• **SET EXERCISE**:
Below are entries; tally how many lines hold the string "user" and answer with only that figure.

• **DATA EXTRACT**:

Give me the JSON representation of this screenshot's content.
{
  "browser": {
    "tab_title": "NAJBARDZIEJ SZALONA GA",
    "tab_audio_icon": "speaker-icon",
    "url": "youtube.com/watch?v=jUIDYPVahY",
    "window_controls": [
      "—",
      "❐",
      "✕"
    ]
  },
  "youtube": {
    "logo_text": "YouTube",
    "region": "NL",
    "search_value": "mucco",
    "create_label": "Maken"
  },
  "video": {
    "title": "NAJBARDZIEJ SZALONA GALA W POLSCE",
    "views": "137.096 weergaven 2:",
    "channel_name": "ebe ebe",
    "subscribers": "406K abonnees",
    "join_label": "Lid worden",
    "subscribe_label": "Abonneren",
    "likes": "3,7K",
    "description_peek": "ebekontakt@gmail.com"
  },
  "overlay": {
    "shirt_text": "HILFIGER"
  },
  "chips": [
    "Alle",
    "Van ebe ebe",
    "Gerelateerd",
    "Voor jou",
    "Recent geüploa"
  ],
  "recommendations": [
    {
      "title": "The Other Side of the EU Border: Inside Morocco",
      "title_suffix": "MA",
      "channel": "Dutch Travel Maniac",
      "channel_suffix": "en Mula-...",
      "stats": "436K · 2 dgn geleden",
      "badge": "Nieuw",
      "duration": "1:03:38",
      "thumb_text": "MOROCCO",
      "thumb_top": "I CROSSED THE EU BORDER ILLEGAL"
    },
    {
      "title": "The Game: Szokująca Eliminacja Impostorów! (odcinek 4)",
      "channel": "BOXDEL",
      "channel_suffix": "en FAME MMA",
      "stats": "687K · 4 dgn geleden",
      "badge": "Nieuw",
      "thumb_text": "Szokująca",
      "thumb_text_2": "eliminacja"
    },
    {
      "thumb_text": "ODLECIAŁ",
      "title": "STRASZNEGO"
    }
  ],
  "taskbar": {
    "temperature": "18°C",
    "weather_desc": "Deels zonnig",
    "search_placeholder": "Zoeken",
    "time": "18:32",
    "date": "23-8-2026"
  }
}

==

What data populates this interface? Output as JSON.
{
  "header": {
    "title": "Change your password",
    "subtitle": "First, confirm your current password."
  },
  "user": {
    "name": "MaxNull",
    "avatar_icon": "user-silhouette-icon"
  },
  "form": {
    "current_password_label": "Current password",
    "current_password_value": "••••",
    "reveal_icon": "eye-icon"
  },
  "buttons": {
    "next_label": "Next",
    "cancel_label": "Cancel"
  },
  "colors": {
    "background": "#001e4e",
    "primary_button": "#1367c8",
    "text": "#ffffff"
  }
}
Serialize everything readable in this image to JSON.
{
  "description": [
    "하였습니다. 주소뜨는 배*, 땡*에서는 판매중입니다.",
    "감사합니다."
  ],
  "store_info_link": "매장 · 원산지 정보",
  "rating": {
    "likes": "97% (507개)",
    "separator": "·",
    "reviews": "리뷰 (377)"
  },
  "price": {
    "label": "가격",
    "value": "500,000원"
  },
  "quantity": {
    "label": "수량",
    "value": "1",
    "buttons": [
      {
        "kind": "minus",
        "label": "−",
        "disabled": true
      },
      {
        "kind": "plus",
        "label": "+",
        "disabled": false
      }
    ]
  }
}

==

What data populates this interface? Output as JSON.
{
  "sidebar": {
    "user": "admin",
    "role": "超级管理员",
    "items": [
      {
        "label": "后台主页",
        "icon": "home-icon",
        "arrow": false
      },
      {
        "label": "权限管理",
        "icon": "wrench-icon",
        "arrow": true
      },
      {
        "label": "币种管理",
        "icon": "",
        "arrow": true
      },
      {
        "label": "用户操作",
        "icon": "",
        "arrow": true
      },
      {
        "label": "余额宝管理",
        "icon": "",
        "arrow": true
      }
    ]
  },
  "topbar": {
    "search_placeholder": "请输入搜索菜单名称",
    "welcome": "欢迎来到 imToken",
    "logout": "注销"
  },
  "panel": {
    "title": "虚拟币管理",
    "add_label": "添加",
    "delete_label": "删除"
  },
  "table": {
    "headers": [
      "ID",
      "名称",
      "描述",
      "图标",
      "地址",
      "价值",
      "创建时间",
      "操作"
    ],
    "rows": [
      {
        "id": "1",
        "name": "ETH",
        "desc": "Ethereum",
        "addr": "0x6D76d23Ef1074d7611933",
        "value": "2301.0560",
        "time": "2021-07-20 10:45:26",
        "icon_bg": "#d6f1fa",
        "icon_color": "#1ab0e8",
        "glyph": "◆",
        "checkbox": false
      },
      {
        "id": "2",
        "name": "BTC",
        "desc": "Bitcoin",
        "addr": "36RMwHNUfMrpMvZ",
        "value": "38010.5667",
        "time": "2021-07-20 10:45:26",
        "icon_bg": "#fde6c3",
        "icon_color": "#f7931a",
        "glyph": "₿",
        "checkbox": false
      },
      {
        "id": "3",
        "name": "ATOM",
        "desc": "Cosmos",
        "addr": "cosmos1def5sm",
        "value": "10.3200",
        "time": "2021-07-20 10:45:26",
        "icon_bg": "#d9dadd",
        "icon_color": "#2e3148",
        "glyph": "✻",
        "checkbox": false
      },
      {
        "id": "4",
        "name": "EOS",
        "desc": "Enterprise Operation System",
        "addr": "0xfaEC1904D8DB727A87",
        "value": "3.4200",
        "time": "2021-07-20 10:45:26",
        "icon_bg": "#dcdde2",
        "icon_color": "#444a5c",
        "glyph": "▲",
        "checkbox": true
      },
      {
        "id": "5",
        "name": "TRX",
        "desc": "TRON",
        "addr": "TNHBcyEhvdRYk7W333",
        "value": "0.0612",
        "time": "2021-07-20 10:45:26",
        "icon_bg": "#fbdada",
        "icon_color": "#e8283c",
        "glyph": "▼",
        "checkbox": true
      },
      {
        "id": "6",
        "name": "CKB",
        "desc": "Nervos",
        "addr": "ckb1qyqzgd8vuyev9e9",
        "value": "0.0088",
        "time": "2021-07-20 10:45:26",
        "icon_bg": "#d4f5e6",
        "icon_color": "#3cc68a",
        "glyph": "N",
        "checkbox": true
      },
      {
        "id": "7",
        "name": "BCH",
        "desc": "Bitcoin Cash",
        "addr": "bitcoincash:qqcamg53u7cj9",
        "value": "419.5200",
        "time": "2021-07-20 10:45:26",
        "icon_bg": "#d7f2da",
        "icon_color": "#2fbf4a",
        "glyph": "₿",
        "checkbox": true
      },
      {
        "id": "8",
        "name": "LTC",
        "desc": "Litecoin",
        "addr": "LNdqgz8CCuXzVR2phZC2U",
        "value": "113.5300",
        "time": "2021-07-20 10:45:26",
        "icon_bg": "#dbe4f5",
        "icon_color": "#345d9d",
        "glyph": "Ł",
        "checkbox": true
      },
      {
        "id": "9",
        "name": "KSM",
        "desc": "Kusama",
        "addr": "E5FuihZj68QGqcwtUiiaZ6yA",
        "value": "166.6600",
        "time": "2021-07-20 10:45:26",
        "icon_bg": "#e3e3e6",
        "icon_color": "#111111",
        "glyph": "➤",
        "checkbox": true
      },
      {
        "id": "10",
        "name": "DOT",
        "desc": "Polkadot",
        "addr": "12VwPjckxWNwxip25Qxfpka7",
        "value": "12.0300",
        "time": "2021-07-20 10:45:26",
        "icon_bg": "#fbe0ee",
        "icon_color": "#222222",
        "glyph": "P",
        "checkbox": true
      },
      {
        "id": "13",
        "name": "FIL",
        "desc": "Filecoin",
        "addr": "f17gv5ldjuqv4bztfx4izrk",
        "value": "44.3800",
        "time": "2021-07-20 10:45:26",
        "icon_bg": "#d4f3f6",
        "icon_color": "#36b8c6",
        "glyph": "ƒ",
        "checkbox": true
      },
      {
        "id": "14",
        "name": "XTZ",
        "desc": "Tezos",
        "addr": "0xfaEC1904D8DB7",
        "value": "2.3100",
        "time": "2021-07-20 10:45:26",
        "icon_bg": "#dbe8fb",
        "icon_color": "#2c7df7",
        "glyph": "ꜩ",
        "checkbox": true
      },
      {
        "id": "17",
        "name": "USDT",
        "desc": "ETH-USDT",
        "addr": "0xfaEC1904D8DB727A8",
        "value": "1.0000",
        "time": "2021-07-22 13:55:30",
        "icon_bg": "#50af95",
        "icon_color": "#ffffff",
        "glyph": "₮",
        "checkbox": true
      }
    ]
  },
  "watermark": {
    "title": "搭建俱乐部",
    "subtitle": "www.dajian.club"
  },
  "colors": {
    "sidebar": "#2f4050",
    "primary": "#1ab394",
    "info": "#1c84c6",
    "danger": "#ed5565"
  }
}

• **ANSWER IN FULL**:
3